▶

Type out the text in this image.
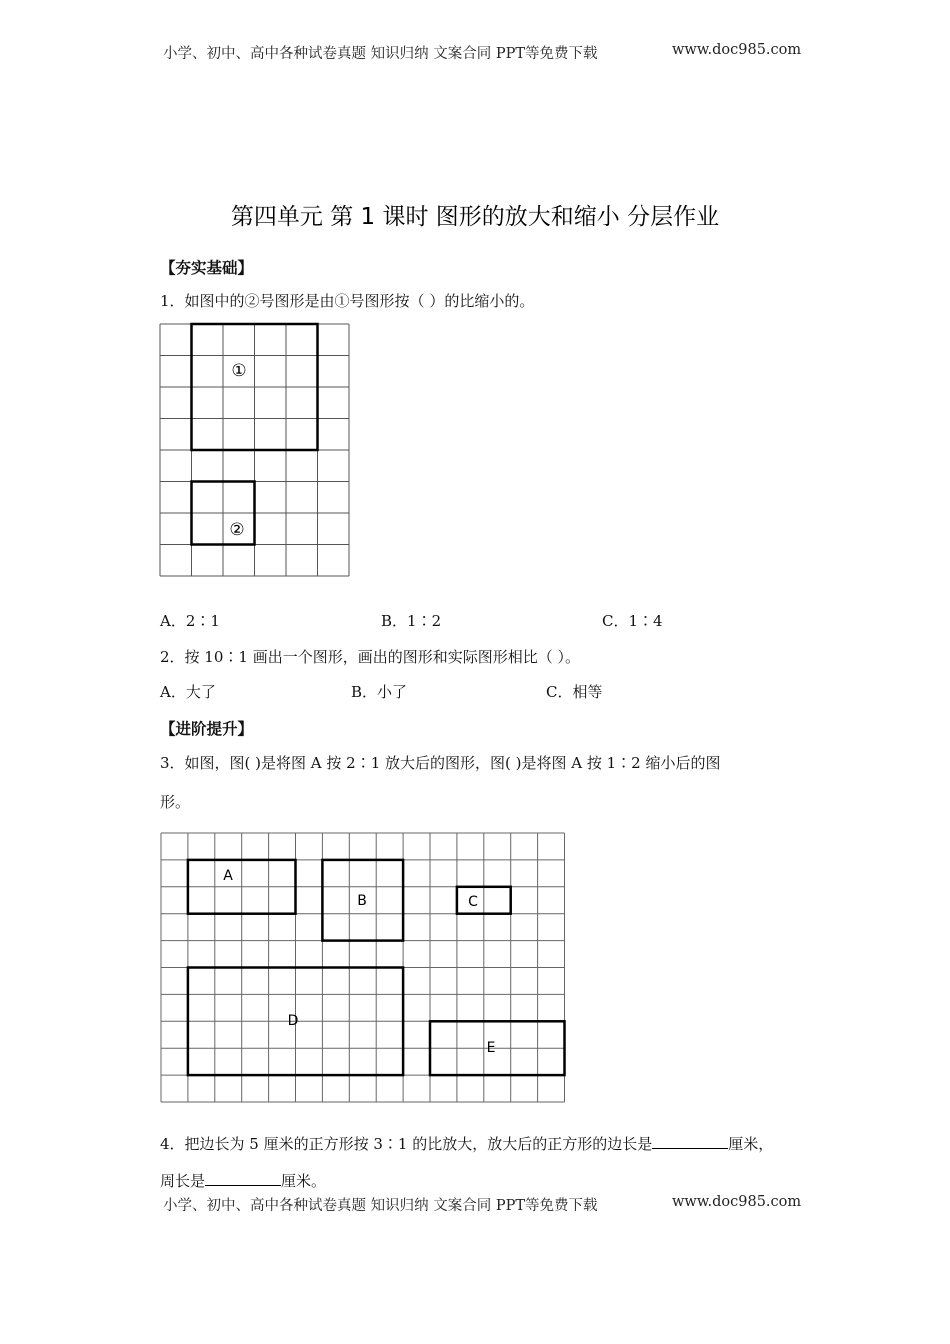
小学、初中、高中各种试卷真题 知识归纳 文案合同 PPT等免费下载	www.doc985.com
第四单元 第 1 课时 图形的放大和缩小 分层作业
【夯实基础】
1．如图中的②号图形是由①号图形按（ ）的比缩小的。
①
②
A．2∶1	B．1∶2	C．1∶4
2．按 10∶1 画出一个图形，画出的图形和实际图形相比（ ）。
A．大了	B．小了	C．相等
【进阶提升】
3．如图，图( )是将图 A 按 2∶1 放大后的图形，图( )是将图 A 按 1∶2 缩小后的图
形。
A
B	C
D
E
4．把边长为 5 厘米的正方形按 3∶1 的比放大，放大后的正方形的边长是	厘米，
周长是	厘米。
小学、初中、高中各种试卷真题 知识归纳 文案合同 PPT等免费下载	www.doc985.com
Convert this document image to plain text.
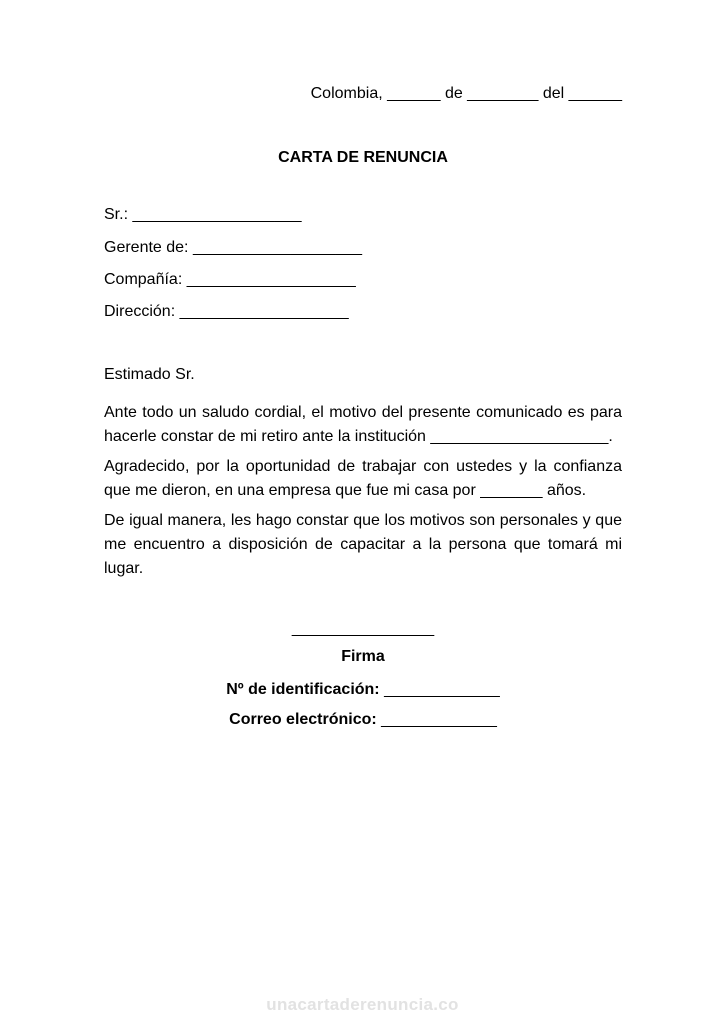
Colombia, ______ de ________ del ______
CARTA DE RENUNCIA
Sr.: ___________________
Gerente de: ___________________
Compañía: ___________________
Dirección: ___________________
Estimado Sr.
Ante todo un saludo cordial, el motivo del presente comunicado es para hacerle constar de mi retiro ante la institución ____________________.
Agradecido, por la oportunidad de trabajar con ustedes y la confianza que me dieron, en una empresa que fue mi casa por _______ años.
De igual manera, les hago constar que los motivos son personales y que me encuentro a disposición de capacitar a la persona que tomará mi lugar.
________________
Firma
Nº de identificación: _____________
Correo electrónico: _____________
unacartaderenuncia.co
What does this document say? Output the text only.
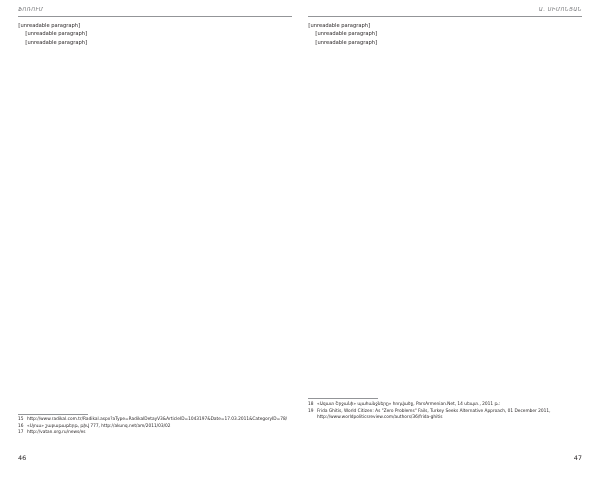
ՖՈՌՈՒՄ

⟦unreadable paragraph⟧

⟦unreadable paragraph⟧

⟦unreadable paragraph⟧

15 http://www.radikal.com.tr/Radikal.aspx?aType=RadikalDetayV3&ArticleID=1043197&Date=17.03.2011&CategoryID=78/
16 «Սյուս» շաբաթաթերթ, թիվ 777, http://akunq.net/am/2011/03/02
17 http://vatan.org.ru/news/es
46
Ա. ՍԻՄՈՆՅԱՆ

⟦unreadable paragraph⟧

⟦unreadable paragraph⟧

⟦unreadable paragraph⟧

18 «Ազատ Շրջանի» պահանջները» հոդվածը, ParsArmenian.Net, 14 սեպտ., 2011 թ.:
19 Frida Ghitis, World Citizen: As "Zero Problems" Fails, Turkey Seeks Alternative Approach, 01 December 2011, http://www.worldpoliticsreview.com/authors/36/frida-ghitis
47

◀

**What you should do**: Repeat every record above exactly, but leave out any pictures.

**Exercise response**:
Type out the text in this image.
小学、初中、高中各种试卷真题 知识归纳 文案合同 PPT等免费下载	www.doc985.com
第四单元 第 1 课时 图形的放大和缩小 分层作业
【夯实基础】
1．如图中的②号图形是由①号图形按（ ）的比缩小的。
①
②
A．2∶1	B．1∶2	C．1∶4
2．按 10∶1 画出一个图形，画出的图形和实际图形相比（ ）。
A．大了	B．小了	C．相等
【进阶提升】
3．如图，图( )是将图 A 按 2∶1 放大后的图形，图( )是将图 A 按 1∶2 缩小后的图
形。
A
B	C
D
E
4．把边长为 5 厘米的正方形按 3∶1 的比放大，放大后的正方形的边长是	厘米，
周长是	厘米。
小学、初中、高中各种试卷真题 知识归纳 文案合同 PPT等免费下载	www.doc985.com
Convert this document image to plain text.
Colombia, ______ de ________ del ______
CARTA DE RENUNCIA
Sr.: ___________________
Gerente de: ___________________
Compañía: ___________________
Dirección: ___________________
Estimado Sr.
Ante todo un saludo cordial, el motivo del presente comunicado es para hacerle constar de mi retiro ante la institución ____________________.
Agradecido, por la oportunidad de trabajar con ustedes y la confianza que me dieron, en una empresa que fue mi casa por _______ años.
De igual manera, les hago constar que los motivos son personales y que me encuentro a disposición de capacitar a la persona que tomará mi lugar.
________________
Firma
Nº de identificación: _____________
Correo electrónico: _____________
unacartaderenuncia.co
What does this document say? Output the text only.
ՖՈՌՈՒՄ

⟦unreadable paragraph⟧

⟦unreadable paragraph⟧

⟦unreadable paragraph⟧

15 http://www.radikal.com.tr/Radikal.aspx?aType=RadikalDetayV3&ArticleID=1043197&Date=17.03.2011&CategoryID=78/
16 «Սյուս» շաբաթաթերթ, թիվ 777, http://akunq.net/am/2011/03/02
17 http://vatan.org.ru/news/es
46
Ա. ՍԻՄՈՆՅԱՆ

⟦unreadable paragraph⟧

⟦unreadable paragraph⟧

⟦unreadable paragraph⟧

18 «Ազատ Շրջանի» պահանջները» հոդվածը, ParsArmenian.Net, 14 սեպտ., 2011 թ.:
19 Frida Ghitis, World Citizen: As "Zero Problems" Fails, Turkey Seeks Alternative Approach, 01 December 2011, http://www.worldpoliticsreview.com/authors/36/frida-ghitis
47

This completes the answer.